# WRITTEN REQUEST:
Make an exact copy of the entries below with the pictures removed.

Rows from a figure dataset:
##############################

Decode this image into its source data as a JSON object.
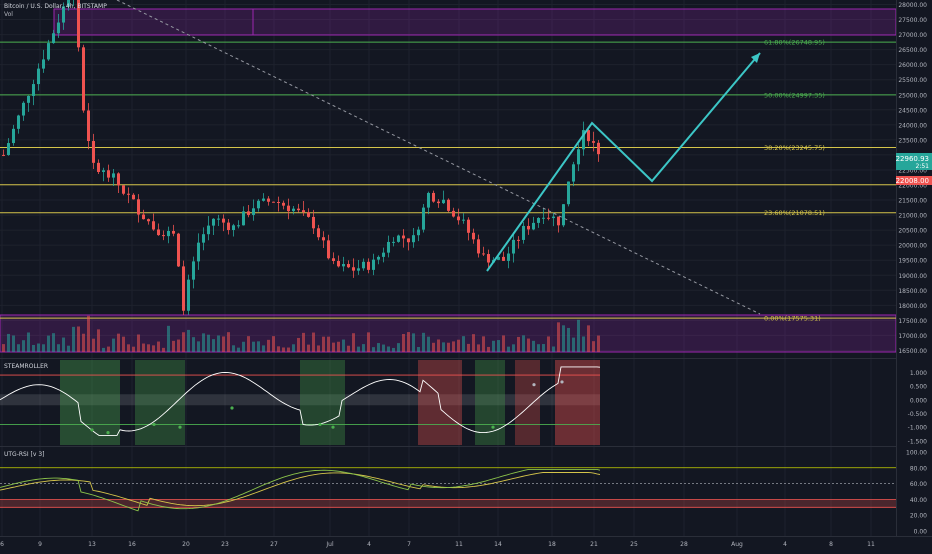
{
  "header": {
    "symbol": "Bitcoin / U.S. Dollar, 4h, BITSTAMP",
    "volume_label": "Vol"
  },
  "colors": {
    "background": "#131722",
    "up": "#26a69a",
    "down": "#ef5350",
    "fib_green": "#4caf50",
    "fib_yellow": "#d4c44a",
    "projection": "#3cc6c6",
    "box": "#9c27b0"
  },
  "current_price": {
    "value": "22960.93",
    "countdown": "2:51"
  },
  "marker_price": {
    "value": "22008.00"
  },
  "chart_data": [
    {
      "type": "candlestick",
      "name": "price",
      "y_ticks": [
        28000,
        27500,
        27000,
        26500,
        26000,
        25500,
        25000,
        24500,
        24000,
        23500,
        23000,
        22500,
        22000,
        21500,
        21000,
        20500,
        20000,
        19500,
        19000,
        18500,
        18000,
        17500,
        17000,
        16500
      ],
      "x_ticks": [
        "6",
        "9",
        "13",
        "16",
        "20",
        "23",
        "27",
        "Jul",
        "4",
        "7",
        "11",
        "14",
        "18",
        "21",
        "25",
        "28",
        "Aug",
        "4",
        "8",
        "11"
      ],
      "ylim": [
        16250,
        28150
      ],
      "fib_levels": [
        {
          "label": "61.80%(26748.95)",
          "value": 26748.95,
          "color": "green"
        },
        {
          "label": "50.00%(24997.35)",
          "value": 24997.35,
          "color": "green"
        },
        {
          "label": "38.20%(23245.75)",
          "value": 23245.75,
          "color": "yellow"
        },
        {
          "label": "23.60%(21078.51)",
          "value": 21078.51,
          "color": "yellow"
        },
        {
          "label": "0.00%(17575.31)",
          "value": 17575.31,
          "color": "yellow"
        }
      ],
      "anchors": [
        {
          "x": 0,
          "y": 23000
        },
        {
          "x": 6,
          "y": 25500
        },
        {
          "x": 14,
          "y": 28700
        },
        {
          "x": 16,
          "y": 24500
        },
        {
          "x": 18,
          "y": 22600
        },
        {
          "x": 22,
          "y": 22200
        },
        {
          "x": 26,
          "y": 21400
        },
        {
          "x": 30,
          "y": 20600
        },
        {
          "x": 34,
          "y": 20300
        },
        {
          "x": 36,
          "y": 18000
        },
        {
          "x": 39,
          "y": 20100
        },
        {
          "x": 42,
          "y": 20900
        },
        {
          "x": 46,
          "y": 20600
        },
        {
          "x": 50,
          "y": 21300
        },
        {
          "x": 54,
          "y": 21500
        },
        {
          "x": 58,
          "y": 21200
        },
        {
          "x": 62,
          "y": 20700
        },
        {
          "x": 66,
          "y": 19300
        },
        {
          "x": 70,
          "y": 19200
        },
        {
          "x": 74,
          "y": 19400
        },
        {
          "x": 78,
          "y": 20300
        },
        {
          "x": 82,
          "y": 20200
        },
        {
          "x": 85,
          "y": 21700
        },
        {
          "x": 88,
          "y": 21500
        },
        {
          "x": 92,
          "y": 20700
        },
        {
          "x": 96,
          "y": 19600
        },
        {
          "x": 100,
          "y": 19500
        },
        {
          "x": 104,
          "y": 20500
        },
        {
          "x": 108,
          "y": 21100
        },
        {
          "x": 111,
          "y": 20800
        },
        {
          "x": 113,
          "y": 22300
        },
        {
          "x": 116,
          "y": 23900
        },
        {
          "x": 118,
          "y": 23300
        },
        {
          "x": 119,
          "y": 22960
        }
      ]
    },
    {
      "type": "line",
      "name": "STEAMROLLER",
      "title": "STEAMROLLER",
      "y_ticks": [
        1.0,
        0.5,
        0.0,
        -0.5,
        -1.0,
        -1.5
      ],
      "ylim": [
        -1.65,
        1.45
      ]
    },
    {
      "type": "line",
      "name": "UTG-RSI [v 3]",
      "title": "UTG-RSI [v 3]",
      "y_ticks": [
        100.0,
        80.0,
        60.0,
        40.0,
        20.0,
        0.0
      ],
      "ylim": [
        -5,
        105
      ],
      "levels": [
        80,
        60,
        40,
        30
      ]
    }
  ]
}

##############################

# RESULT OF THE EXERCISE:
Decode this image into its source data as a JSON object.
{
  "header": {
    "symbol": "Bitcoin / U.S. Dollar, 4h, BITSTAMP",
    "volume_label": "Vol"
  },
  "colors": {
    "background": "#131722",
    "up": "#26a69a",
    "down": "#ef5350",
    "fib_green": "#4caf50",
    "fib_yellow": "#d4c44a",
    "projection": "#3cc6c6",
    "box": "#9c27b0"
  },
  "current_price": {
    "value": "22960.93",
    "countdown": "2:51"
  },
  "marker_price": {
    "value": "22008.00"
  },
  "chart_data": [
    {
      "type": "candlestick",
      "name": "price",
      "y_ticks": [
        28000,
        27500,
        27000,
        26500,
        26000,
        25500,
        25000,
        24500,
        24000,
        23500,
        23000,
        22500,
        22000,
        21500,
        21000,
        20500,
        20000,
        19500,
        19000,
        18500,
        18000,
        17500,
        17000,
        16500
      ],
      "x_ticks": [
        "6",
        "9",
        "13",
        "16",
        "20",
        "23",
        "27",
        "Jul",
        "4",
        "7",
        "11",
        "14",
        "18",
        "21",
        "25",
        "28",
        "Aug",
        "4",
        "8",
        "11"
      ],
      "ylim": [
        16250,
        28150
      ],
      "fib_levels": [
        {
          "label": "61.80%(26748.95)",
          "value": 26748.95,
          "color": "green"
        },
        {
          "label": "50.00%(24997.35)",
          "value": 24997.35,
          "color": "green"
        },
        {
          "label": "38.20%(23245.75)",
          "value": 23245.75,
          "color": "yellow"
        },
        {
          "label": "23.60%(21078.51)",
          "value": 21078.51,
          "color": "yellow"
        },
        {
          "label": "0.00%(17575.31)",
          "value": 17575.31,
          "color": "yellow"
        }
      ],
      "anchors": [
        {
          "x": 0,
          "y": 23000
        },
        {
          "x": 6,
          "y": 25500
        },
        {
          "x": 14,
          "y": 28700
        },
        {
          "x": 16,
          "y": 24500
        },
        {
          "x": 18,
          "y": 22600
        },
        {
          "x": 22,
          "y": 22200
        },
        {
          "x": 26,
          "y": 21400
        },
        {
          "x": 30,
          "y": 20600
        },
        {
          "x": 34,
          "y": 20300
        },
        {
          "x": 36,
          "y": 18000
        },
        {
          "x": 39,
          "y": 20100
        },
        {
          "x": 42,
          "y": 20900
        },
        {
          "x": 46,
          "y": 20600
        },
        {
          "x": 50,
          "y": 21300
        },
        {
          "x": 54,
          "y": 21500
        },
        {
          "x": 58,
          "y": 21200
        },
        {
          "x": 62,
          "y": 20700
        },
        {
          "x": 66,
          "y": 19300
        },
        {
          "x": 70,
          "y": 19200
        },
        {
          "x": 74,
          "y": 19400
        },
        {
          "x": 78,
          "y": 20300
        },
        {
          "x": 82,
          "y": 20200
        },
        {
          "x": 85,
          "y": 21700
        },
        {
          "x": 88,
          "y": 21500
        },
        {
          "x": 92,
          "y": 20700
        },
        {
          "x": 96,
          "y": 19600
        },
        {
          "x": 100,
          "y": 19500
        },
        {
          "x": 104,
          "y": 20500
        },
        {
          "x": 108,
          "y": 21100
        },
        {
          "x": 111,
          "y": 20800
        },
        {
          "x": 113,
          "y": 22300
        },
        {
          "x": 116,
          "y": 23900
        },
        {
          "x": 118,
          "y": 23300
        },
        {
          "x": 119,
          "y": 22960
        }
      ]
    },
    {
      "type": "line",
      "name": "STEAMROLLER",
      "title": "STEAMROLLER",
      "y_ticks": [
        1.0,
        0.5,
        0.0,
        -0.5,
        -1.0,
        -1.5
      ],
      "ylim": [
        -1.65,
        1.45
      ]
    },
    {
      "type": "line",
      "name": "UTG-RSI [v 3]",
      "title": "UTG-RSI [v 3]",
      "y_ticks": [
        100.0,
        80.0,
        60.0,
        40.0,
        20.0,
        0.0
      ],
      "ylim": [
        -5,
        105
      ],
      "levels": [
        80,
        60,
        40,
        30
      ]
    }
  ]
}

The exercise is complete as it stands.